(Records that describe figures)
______

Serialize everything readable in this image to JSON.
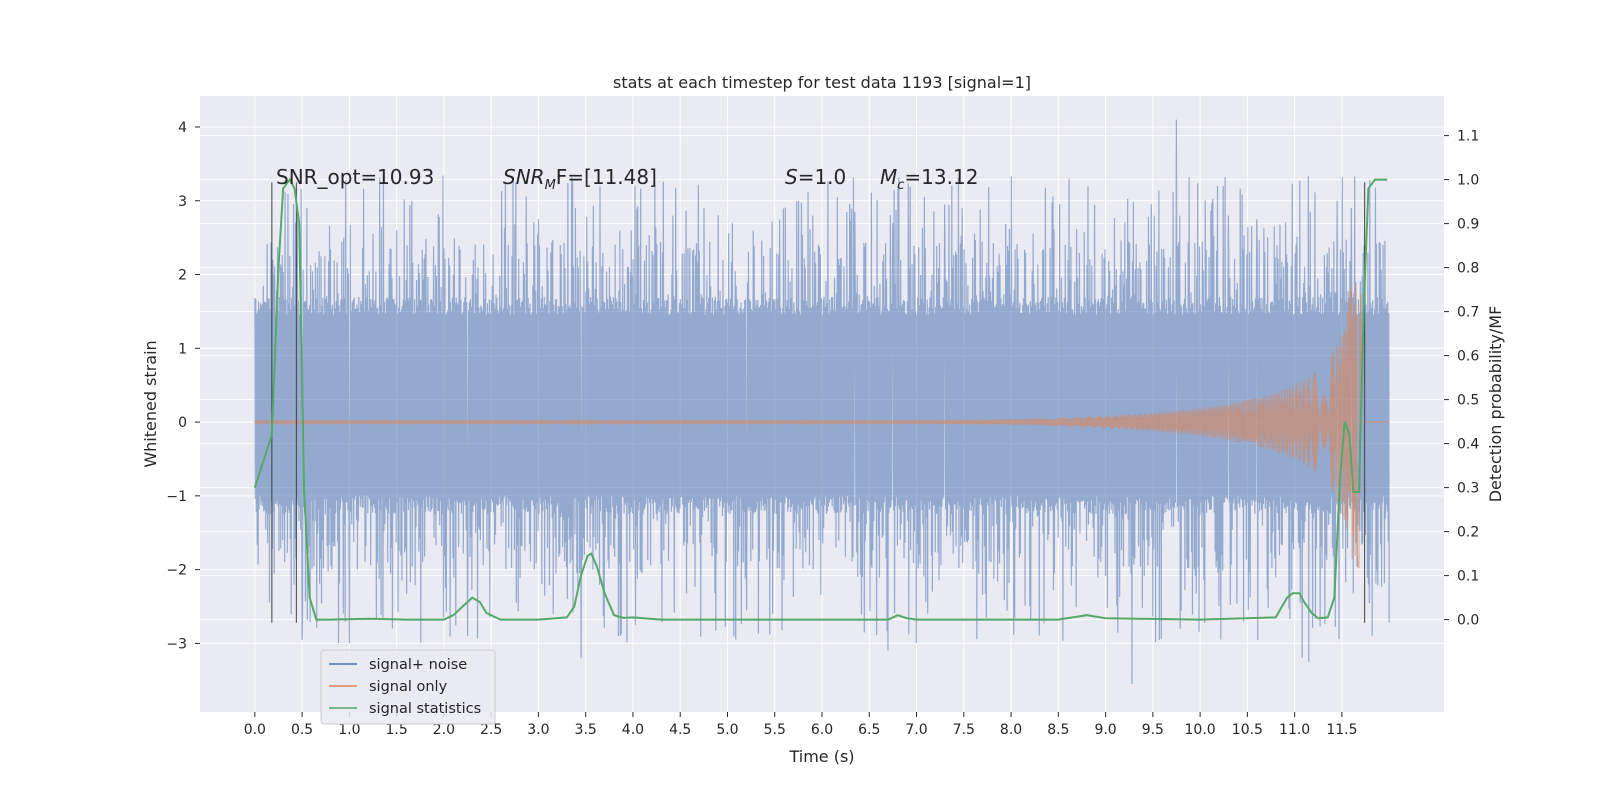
{
  "chart_data": {
    "type": "line",
    "title": "stats at each timestep for test data 1193 [signal=1]",
    "xlabel": "Time (s)",
    "ylabel_left": "Whitened strain",
    "ylabel_right": "Detection probability/MF",
    "x_ticks": [
      "0.0",
      "0.5",
      "1.0",
      "1.5",
      "2.0",
      "2.5",
      "3.0",
      "3.5",
      "4.0",
      "4.5",
      "5.0",
      "5.5",
      "6.0",
      "6.5",
      "7.0",
      "7.5",
      "8.0",
      "8.5",
      "9.0",
      "9.5",
      "10.0",
      "10.5",
      "11.0",
      "11.5"
    ],
    "y_left_ticks": [
      "4",
      "3",
      "2",
      "1",
      "0",
      "−1",
      "−2",
      "−3"
    ],
    "y_right_ticks": [
      "1.1",
      "1.0",
      "0.9",
      "0.8",
      "0.7",
      "0.6",
      "0.5",
      "0.4",
      "0.3",
      "0.2",
      "0.1",
      "0.0"
    ],
    "xlim": [
      -0.58,
      12.58
    ],
    "ylim_left": [
      -3.93,
      4.42
    ],
    "ylim_right": [
      -0.21,
      1.19
    ],
    "grid": true,
    "legend_position": "lower-left",
    "annotations": {
      "snr_opt": "SNR_opt=10.93",
      "snr_mf_prefix": "SNR",
      "snr_mf_sub": "M",
      "snr_mf_rest": "F=[11.48]",
      "s_sym": "S",
      "s_val": "=1.0",
      "mc_sym": "M",
      "mc_sub": "c",
      "mc_val": "=13.12"
    },
    "legend": [
      {
        "label": "signal+ noise",
        "color": "#4c72b0"
      },
      {
        "label": "signal only",
        "color": "#dd8452"
      },
      {
        "label": "signal statistics",
        "color": "#55a868"
      }
    ],
    "series": [
      {
        "name": "signal+ noise",
        "color": "#4c72b0",
        "x_range": [
          0.0,
          12.0
        ],
        "band_core": [
          -1.0,
          1.45
        ],
        "spikes_up": [
          [
            0.55,
            2.9
          ],
          [
            1.5,
            2.6
          ],
          [
            2.65,
            3.25
          ],
          [
            3.0,
            2.75
          ],
          [
            4.75,
            2.9
          ],
          [
            5.05,
            2.7
          ],
          [
            5.55,
            2.75
          ],
          [
            5.75,
            3.0
          ],
          [
            6.35,
            2.85
          ],
          [
            6.75,
            2.7
          ],
          [
            7.3,
            2.95
          ],
          [
            9.75,
            4.1
          ],
          [
            10.3,
            2.8
          ],
          [
            10.6,
            2.75
          ],
          [
            11.45,
            3.0
          ],
          [
            11.6,
            2.9
          ]
        ],
        "spikes_down": [
          [
            0.5,
            -2.95
          ],
          [
            1.0,
            -3.0
          ],
          [
            2.25,
            -2.9
          ],
          [
            3.45,
            -3.2
          ],
          [
            5.2,
            -2.55
          ],
          [
            6.7,
            -3.1
          ],
          [
            7.0,
            -3.0
          ],
          [
            9.28,
            -3.55
          ],
          [
            11.08,
            -3.2
          ],
          [
            11.15,
            -3.25
          ]
        ]
      },
      {
        "name": "signal only",
        "color": "#dd8452",
        "x_range": [
          0.0,
          12.0
        ],
        "chirp_end": 11.7,
        "amplitude_start": 0.02,
        "amplitude_peak": 2.0
      },
      {
        "name": "signal statistics",
        "color": "#55a868",
        "x": [
          0.0,
          0.12,
          0.18,
          0.25,
          0.3,
          0.37,
          0.42,
          0.47,
          0.52,
          0.58,
          0.65,
          0.8,
          1.2,
          1.6,
          2.0,
          2.1,
          2.2,
          2.3,
          2.38,
          2.45,
          2.6,
          3.0,
          3.3,
          3.38,
          3.45,
          3.52,
          3.56,
          3.62,
          3.7,
          3.8,
          3.9,
          4.0,
          4.3,
          5.0,
          6.0,
          6.7,
          6.8,
          6.9,
          7.0,
          8.0,
          8.5,
          8.8,
          9.0,
          10.0,
          10.8,
          10.92,
          10.98,
          11.05,
          11.1,
          11.18,
          11.25,
          11.35,
          11.42,
          11.48,
          11.53,
          11.58,
          11.62,
          11.68,
          11.73,
          11.78,
          11.85,
          11.92,
          11.98
        ],
        "y": [
          0.3,
          0.38,
          0.42,
          0.8,
          0.98,
          1.0,
          0.98,
          0.9,
          0.3,
          0.05,
          0.0,
          0.0,
          0.002,
          0.0,
          0.0,
          0.01,
          0.03,
          0.05,
          0.04,
          0.015,
          0.0,
          0.0,
          0.005,
          0.03,
          0.1,
          0.145,
          0.15,
          0.12,
          0.06,
          0.01,
          0.004,
          0.005,
          0.0,
          0.0,
          0.0,
          0.0,
          0.01,
          0.003,
          0.0,
          0.0,
          0.0,
          0.01,
          0.003,
          0.0,
          0.005,
          0.05,
          0.06,
          0.06,
          0.04,
          0.015,
          0.003,
          0.005,
          0.05,
          0.32,
          0.45,
          0.42,
          0.29,
          0.29,
          0.7,
          0.98,
          1.0,
          1.0,
          1.0
        ]
      }
    ],
    "vertical_lines": [
      0.18,
      0.44,
      11.74
    ],
    "vertical_line_range": [
      -2.72,
      3.25
    ]
  }
}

______

- TASK REQUIREMENTS
Sift the material for lines with the string "name". Copy each one found.

- THE COMPLETED TASK
        "name": "signal+ noise",
        "name": "signal only",
        "name": "signal statistics",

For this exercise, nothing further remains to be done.